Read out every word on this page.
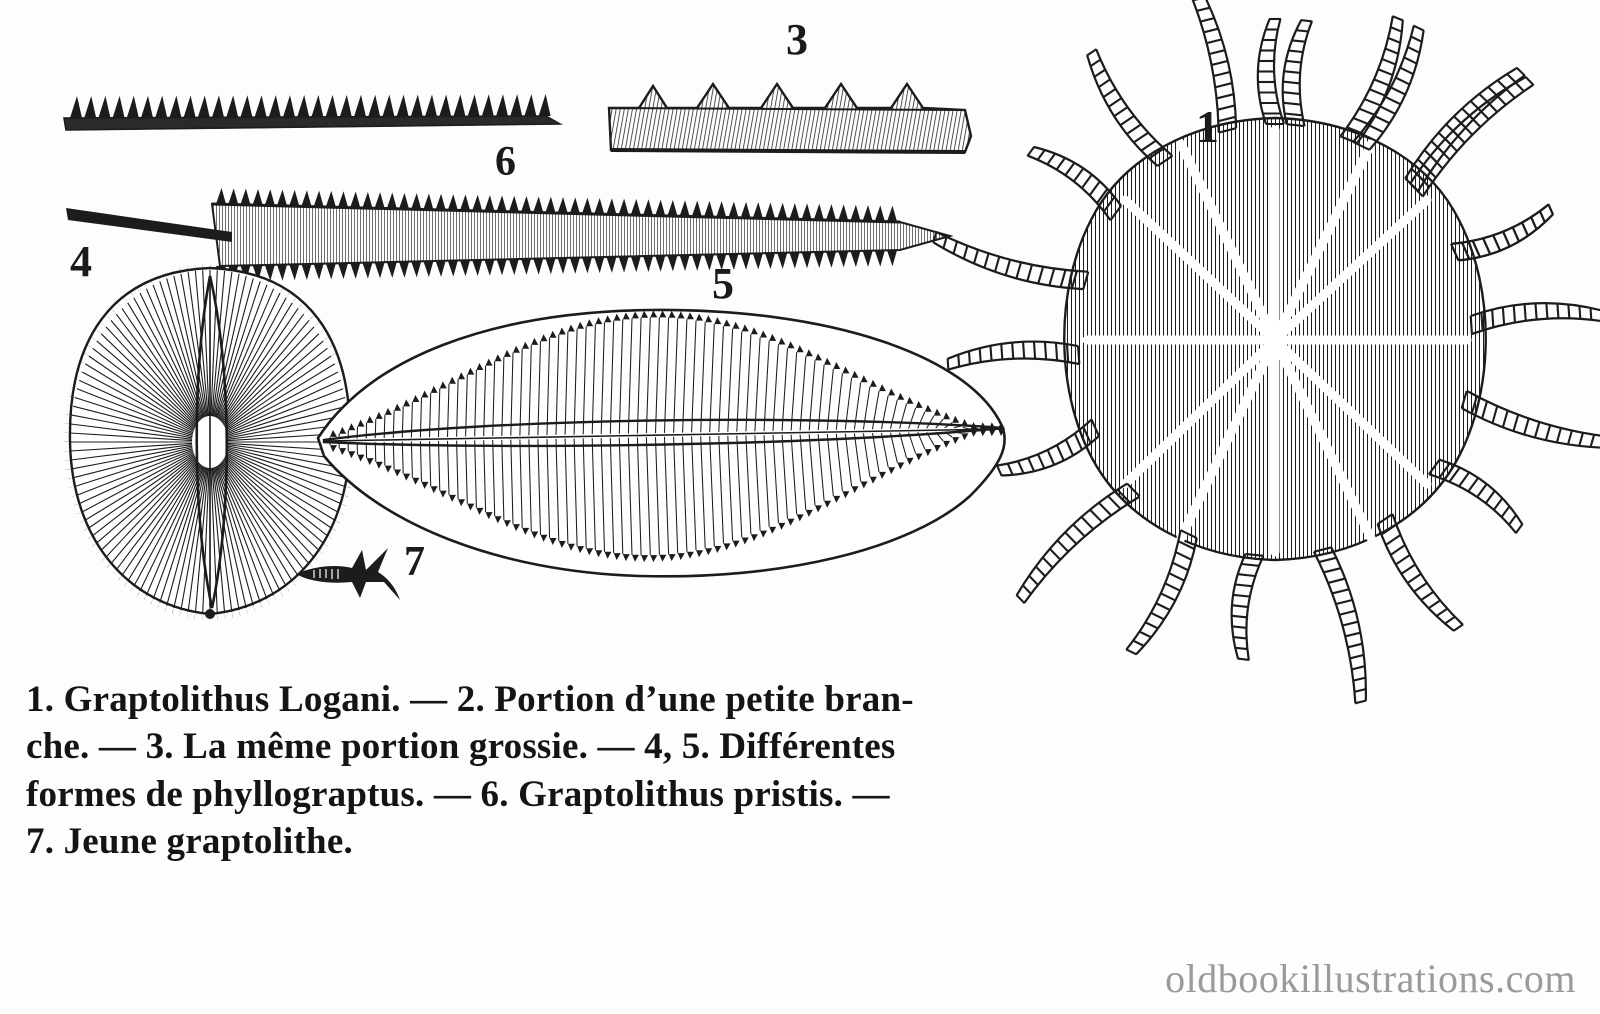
6
3
5
4
7
1
1. Graptolithus Logani. — 2. Portion d’une petite bran-
che. — 3. La même portion grossie. — 4, 5. Différentes
formes de phyllograptus. — 6. Graptolithus pristis. —
7. Jeune graptolithe.
oldbookillustrations.com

================================

» What you will do
The entries above should be reproduced exactly, without their pictures.

» Result for this exercise
Read out every word on this page.
6
3
5
4
7
1
1. Graptolithus Logani. — 2. Portion d’une petite bran-
che. — 3. La même portion grossie. — 4, 5. Différentes
formes de phyllograptus. — 6. Graptolithus pristis. —
7. Jeune graptolithe.
oldbookillustrations.com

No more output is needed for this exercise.